Scan the material that follows. Copy every line containing the word "Erityisen".
[Start SOURCE DATA]
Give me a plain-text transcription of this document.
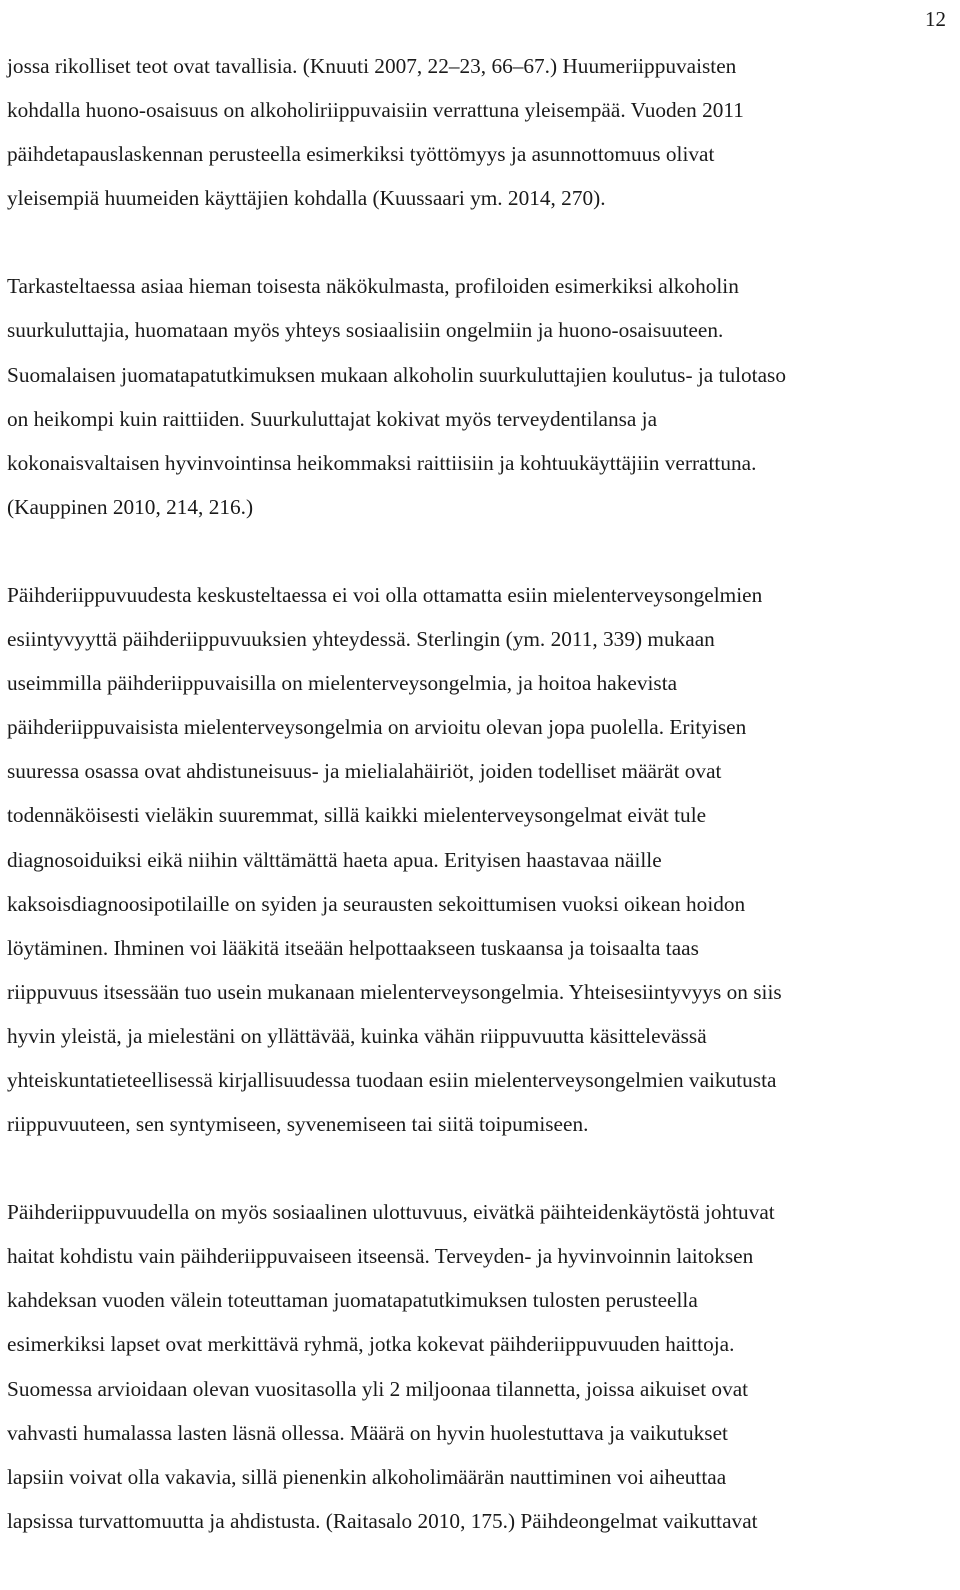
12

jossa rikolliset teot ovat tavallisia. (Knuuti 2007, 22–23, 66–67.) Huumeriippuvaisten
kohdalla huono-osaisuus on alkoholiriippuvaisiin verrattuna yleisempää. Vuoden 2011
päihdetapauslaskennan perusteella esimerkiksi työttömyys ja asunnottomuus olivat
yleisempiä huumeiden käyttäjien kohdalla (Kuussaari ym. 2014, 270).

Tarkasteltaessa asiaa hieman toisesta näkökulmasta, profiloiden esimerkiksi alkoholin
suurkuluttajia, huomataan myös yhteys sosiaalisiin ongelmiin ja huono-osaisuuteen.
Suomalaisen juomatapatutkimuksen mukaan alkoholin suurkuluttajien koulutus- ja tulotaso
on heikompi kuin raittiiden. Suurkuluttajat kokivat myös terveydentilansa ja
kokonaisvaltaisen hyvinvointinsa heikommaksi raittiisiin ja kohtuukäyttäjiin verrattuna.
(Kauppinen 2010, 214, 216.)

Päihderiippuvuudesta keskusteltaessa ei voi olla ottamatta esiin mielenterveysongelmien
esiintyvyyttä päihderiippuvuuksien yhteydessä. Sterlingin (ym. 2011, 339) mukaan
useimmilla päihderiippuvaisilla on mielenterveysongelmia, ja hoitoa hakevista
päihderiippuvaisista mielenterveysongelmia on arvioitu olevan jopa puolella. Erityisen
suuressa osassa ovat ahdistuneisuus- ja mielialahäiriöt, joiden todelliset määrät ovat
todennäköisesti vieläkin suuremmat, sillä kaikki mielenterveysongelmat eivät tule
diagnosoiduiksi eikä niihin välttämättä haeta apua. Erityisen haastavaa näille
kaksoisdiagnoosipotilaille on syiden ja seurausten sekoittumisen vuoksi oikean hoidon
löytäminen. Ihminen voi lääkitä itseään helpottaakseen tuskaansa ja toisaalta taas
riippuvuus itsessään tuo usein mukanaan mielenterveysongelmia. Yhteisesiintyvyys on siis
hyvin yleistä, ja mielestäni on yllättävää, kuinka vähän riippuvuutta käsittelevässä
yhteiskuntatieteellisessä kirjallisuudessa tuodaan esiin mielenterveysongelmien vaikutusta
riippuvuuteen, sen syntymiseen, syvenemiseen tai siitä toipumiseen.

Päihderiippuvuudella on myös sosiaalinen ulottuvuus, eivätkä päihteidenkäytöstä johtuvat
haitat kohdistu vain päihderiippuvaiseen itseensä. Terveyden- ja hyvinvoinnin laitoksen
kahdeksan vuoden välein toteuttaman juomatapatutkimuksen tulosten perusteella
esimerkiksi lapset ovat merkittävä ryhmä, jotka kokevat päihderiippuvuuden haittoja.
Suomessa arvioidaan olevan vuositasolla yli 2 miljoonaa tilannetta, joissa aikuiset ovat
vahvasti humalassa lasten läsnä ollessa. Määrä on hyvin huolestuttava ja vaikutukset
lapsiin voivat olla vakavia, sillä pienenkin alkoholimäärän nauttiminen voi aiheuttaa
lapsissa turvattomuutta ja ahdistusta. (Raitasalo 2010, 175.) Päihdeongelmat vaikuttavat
[End SOURCE DATA]
◆ SOLUTION:
päihderiippuvaisista mielenterveysongelmia on arvioitu olevan jopa puolella. Erityisen
diagnosoiduiksi eikä niihin välttämättä haeta apua. Erityisen haastavaa näille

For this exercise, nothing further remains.